THE TASK — Give the number of lines that include the word "title", and nothing else.

MATERIAL PROVIDED —
···
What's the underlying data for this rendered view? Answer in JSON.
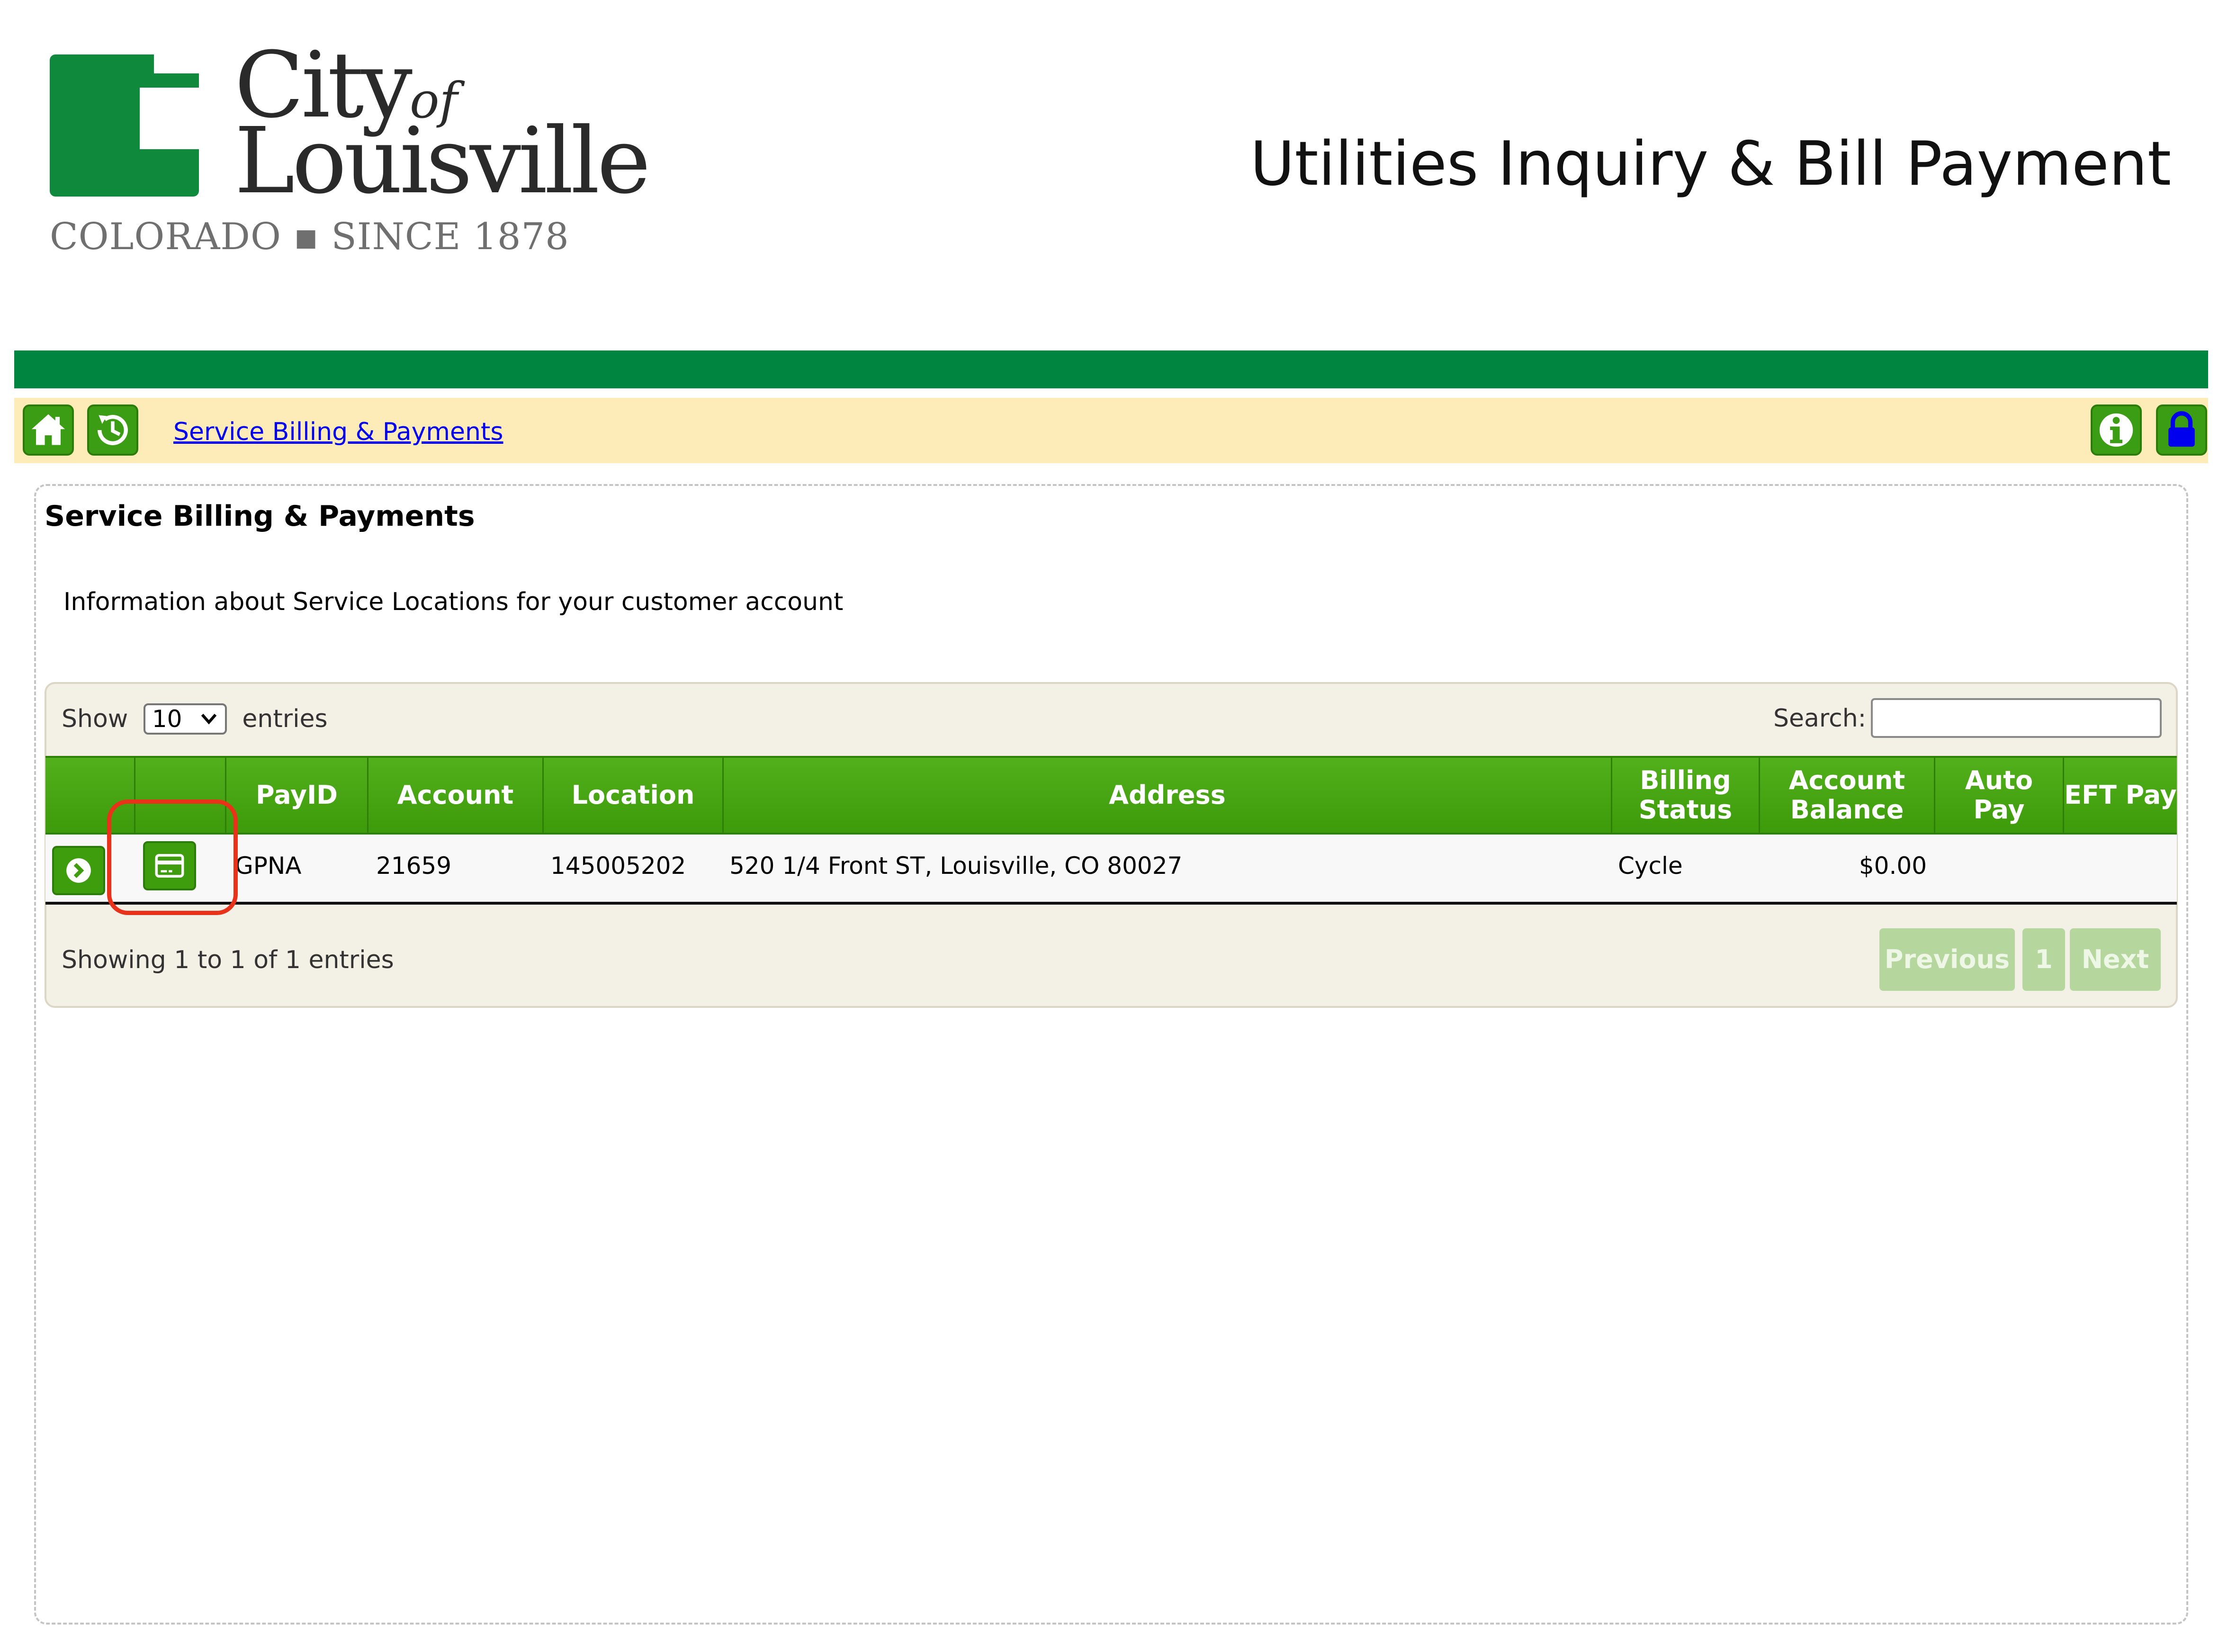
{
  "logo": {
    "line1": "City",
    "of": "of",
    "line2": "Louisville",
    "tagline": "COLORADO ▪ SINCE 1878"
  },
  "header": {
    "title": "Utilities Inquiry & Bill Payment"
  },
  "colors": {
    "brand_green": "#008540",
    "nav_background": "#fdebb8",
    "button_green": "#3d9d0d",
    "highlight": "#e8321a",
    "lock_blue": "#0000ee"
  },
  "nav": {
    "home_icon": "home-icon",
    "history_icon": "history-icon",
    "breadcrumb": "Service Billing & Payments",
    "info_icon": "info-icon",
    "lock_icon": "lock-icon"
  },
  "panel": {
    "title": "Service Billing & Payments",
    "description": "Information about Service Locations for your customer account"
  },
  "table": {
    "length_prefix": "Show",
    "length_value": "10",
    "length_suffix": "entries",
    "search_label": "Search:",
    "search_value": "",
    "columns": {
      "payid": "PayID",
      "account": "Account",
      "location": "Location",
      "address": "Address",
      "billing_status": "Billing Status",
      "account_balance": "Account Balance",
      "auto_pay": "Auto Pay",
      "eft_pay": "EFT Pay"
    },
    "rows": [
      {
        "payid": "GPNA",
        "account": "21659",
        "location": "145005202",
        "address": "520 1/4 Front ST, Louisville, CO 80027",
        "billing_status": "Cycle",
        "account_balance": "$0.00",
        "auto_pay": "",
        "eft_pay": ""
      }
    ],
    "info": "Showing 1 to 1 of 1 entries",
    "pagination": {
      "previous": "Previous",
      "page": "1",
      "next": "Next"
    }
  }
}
···
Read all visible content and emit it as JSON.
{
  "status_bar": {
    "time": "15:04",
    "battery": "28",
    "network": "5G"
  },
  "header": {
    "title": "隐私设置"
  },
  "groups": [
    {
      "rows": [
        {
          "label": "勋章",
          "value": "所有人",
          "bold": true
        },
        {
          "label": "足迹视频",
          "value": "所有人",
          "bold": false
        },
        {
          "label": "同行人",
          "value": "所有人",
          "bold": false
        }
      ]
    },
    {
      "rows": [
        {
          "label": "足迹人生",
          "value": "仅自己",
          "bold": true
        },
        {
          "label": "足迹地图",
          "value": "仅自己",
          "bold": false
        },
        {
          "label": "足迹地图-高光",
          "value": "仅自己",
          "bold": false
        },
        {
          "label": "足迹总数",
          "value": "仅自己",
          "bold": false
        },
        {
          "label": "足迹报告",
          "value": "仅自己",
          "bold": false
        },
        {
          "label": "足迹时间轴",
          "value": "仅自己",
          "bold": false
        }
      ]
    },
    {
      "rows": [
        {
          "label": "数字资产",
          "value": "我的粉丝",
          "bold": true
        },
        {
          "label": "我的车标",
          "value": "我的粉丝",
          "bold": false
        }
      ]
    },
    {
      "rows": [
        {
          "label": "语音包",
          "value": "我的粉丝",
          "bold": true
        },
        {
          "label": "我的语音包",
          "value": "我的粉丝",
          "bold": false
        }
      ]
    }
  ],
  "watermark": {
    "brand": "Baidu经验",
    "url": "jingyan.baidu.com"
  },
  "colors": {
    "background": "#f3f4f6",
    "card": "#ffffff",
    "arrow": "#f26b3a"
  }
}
···
FULL OUTPUT — 3